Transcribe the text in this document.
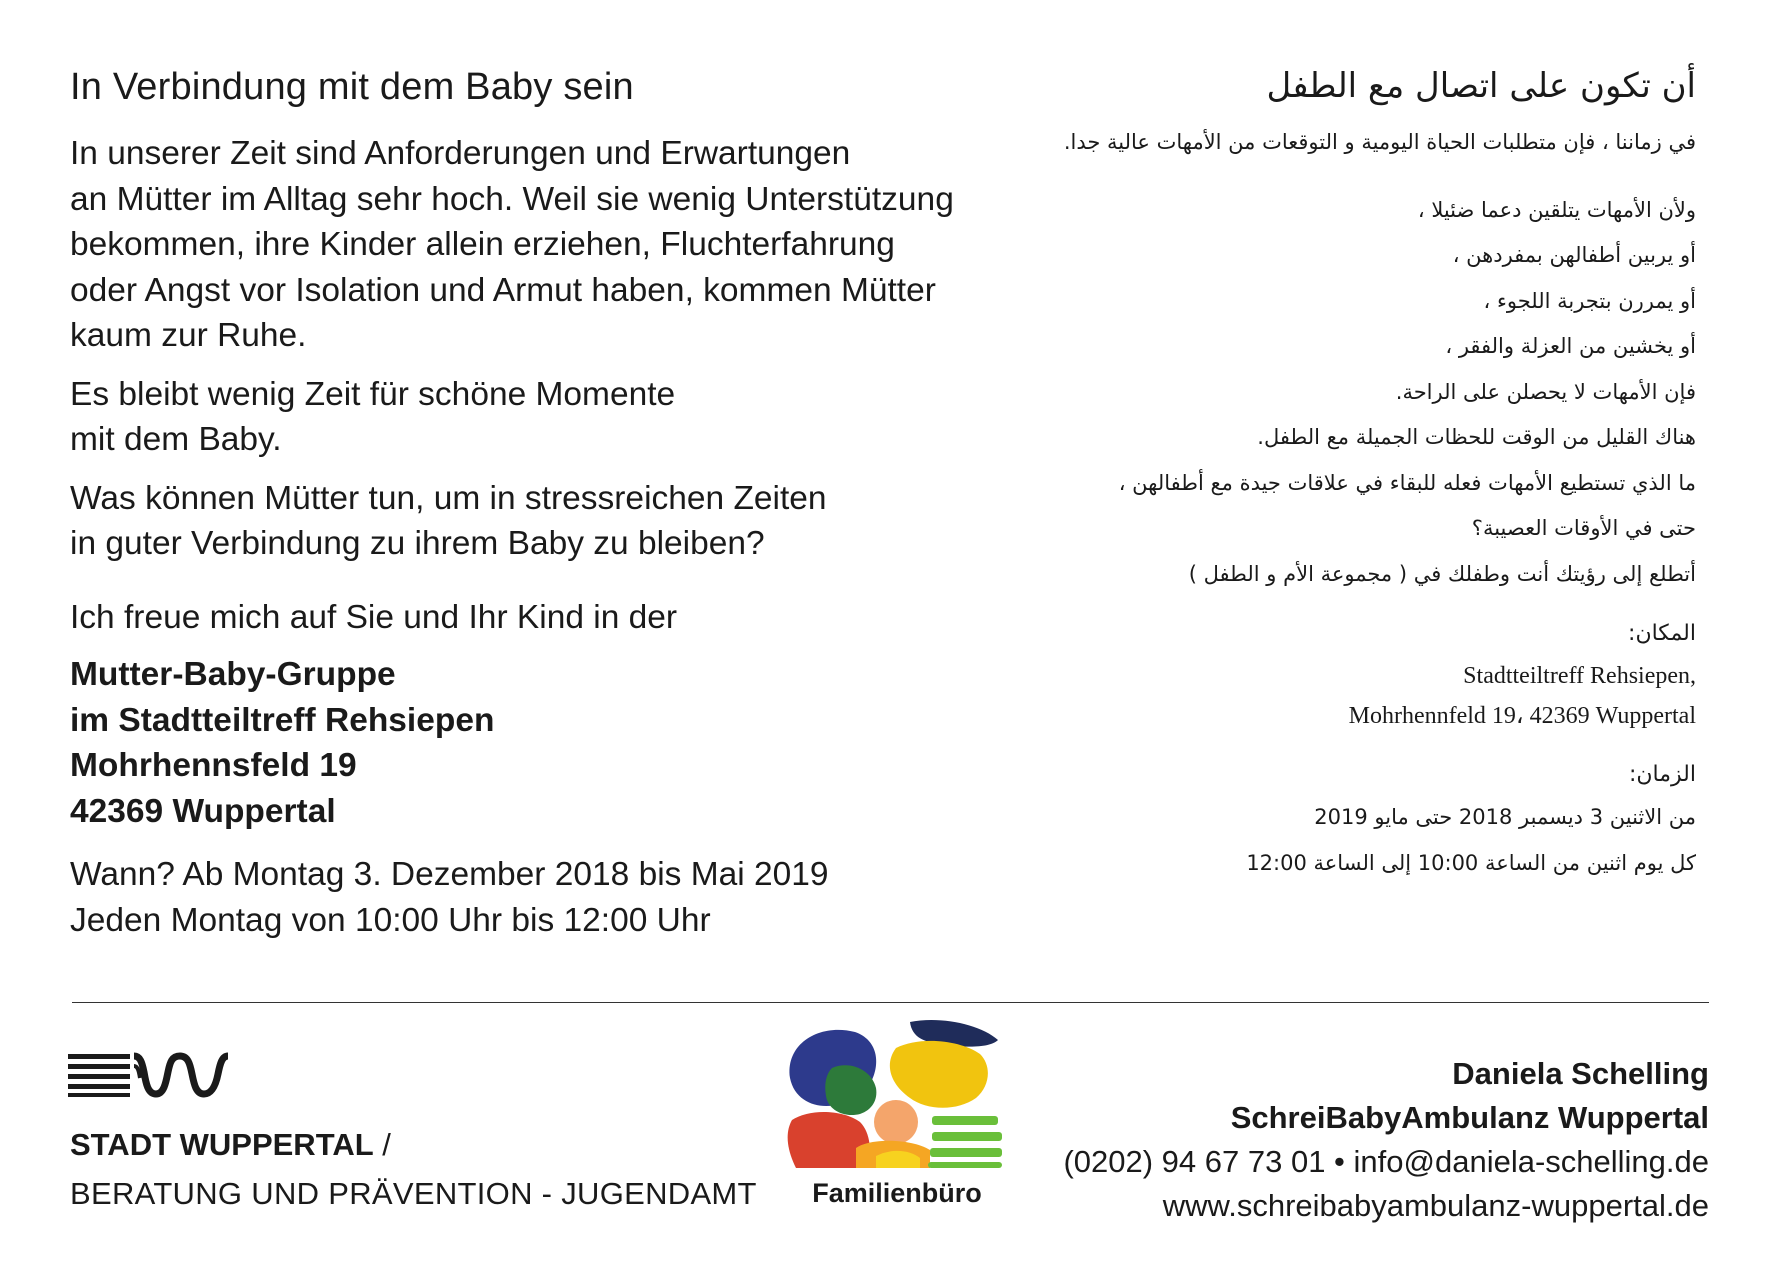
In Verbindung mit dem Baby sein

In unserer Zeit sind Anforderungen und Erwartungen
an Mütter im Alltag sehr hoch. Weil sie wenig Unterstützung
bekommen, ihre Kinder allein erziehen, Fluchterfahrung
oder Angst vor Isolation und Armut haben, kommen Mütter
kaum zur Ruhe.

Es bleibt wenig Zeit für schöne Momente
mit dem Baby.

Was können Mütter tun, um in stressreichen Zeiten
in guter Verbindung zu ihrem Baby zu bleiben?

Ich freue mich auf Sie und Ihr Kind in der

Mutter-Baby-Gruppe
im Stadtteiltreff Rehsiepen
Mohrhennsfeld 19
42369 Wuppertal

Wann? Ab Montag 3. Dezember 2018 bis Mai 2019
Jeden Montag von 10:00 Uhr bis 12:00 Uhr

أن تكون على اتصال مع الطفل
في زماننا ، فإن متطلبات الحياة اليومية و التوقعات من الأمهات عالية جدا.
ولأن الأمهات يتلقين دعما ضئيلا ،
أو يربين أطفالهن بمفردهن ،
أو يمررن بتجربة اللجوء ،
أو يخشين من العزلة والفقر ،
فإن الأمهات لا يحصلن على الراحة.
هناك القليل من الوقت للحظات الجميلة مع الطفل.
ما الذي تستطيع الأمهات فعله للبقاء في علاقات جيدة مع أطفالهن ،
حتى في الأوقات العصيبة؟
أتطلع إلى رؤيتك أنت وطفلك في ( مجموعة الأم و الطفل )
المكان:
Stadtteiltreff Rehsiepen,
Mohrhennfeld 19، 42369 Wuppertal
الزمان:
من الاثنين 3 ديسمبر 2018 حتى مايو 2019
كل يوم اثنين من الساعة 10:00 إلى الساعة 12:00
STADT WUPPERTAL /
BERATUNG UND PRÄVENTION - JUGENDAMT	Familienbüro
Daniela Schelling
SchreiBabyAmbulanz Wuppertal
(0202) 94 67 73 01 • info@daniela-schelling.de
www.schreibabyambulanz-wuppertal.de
_ _ _ _
Task prompt:
From the data above, write out everything exactly except the pictures.

Complete response:
Transcribe the text in this document.
In Verbindung mit dem Baby sein

In unserer Zeit sind Anforderungen und Erwartungen
an Mütter im Alltag sehr hoch. Weil sie wenig Unterstützung
bekommen, ihre Kinder allein erziehen, Fluchterfahrung
oder Angst vor Isolation und Armut haben, kommen Mütter
kaum zur Ruhe.

Es bleibt wenig Zeit für schöne Momente
mit dem Baby.

Was können Mütter tun, um in stressreichen Zeiten
in guter Verbindung zu ihrem Baby zu bleiben?

Ich freue mich auf Sie und Ihr Kind in der

Mutter-Baby-Gruppe
im Stadtteiltreff Rehsiepen
Mohrhennsfeld 19
42369 Wuppertal

Wann? Ab Montag 3. Dezember 2018 bis Mai 2019
Jeden Montag von 10:00 Uhr bis 12:00 Uhr

أن تكون على اتصال مع الطفل
في زماننا ، فإن متطلبات الحياة اليومية و التوقعات من الأمهات عالية جدا.
ولأن الأمهات يتلقين دعما ضئيلا ،
أو يربين أطفالهن بمفردهن ،
أو يمررن بتجربة اللجوء ،
أو يخشين من العزلة والفقر ،
فإن الأمهات لا يحصلن على الراحة.
هناك القليل من الوقت للحظات الجميلة مع الطفل.
ما الذي تستطيع الأمهات فعله للبقاء في علاقات جيدة مع أطفالهن ،
حتى في الأوقات العصيبة؟
أتطلع إلى رؤيتك أنت وطفلك في ( مجموعة الأم و الطفل )
المكان:
Stadtteiltreff Rehsiepen,
Mohrhennfeld 19، 42369 Wuppertal
الزمان:
من الاثنين 3 ديسمبر 2018 حتى مايو 2019
كل يوم اثنين من الساعة 10:00 إلى الساعة 12:00
STADT WUPPERTAL /
BERATUNG UND PRÄVENTION - JUGENDAMT	Familienbüro
Daniela Schelling
SchreiBabyAmbulanz Wuppertal
(0202) 94 67 73 01 • info@daniela-schelling.de
www.schreibabyambulanz-wuppertal.de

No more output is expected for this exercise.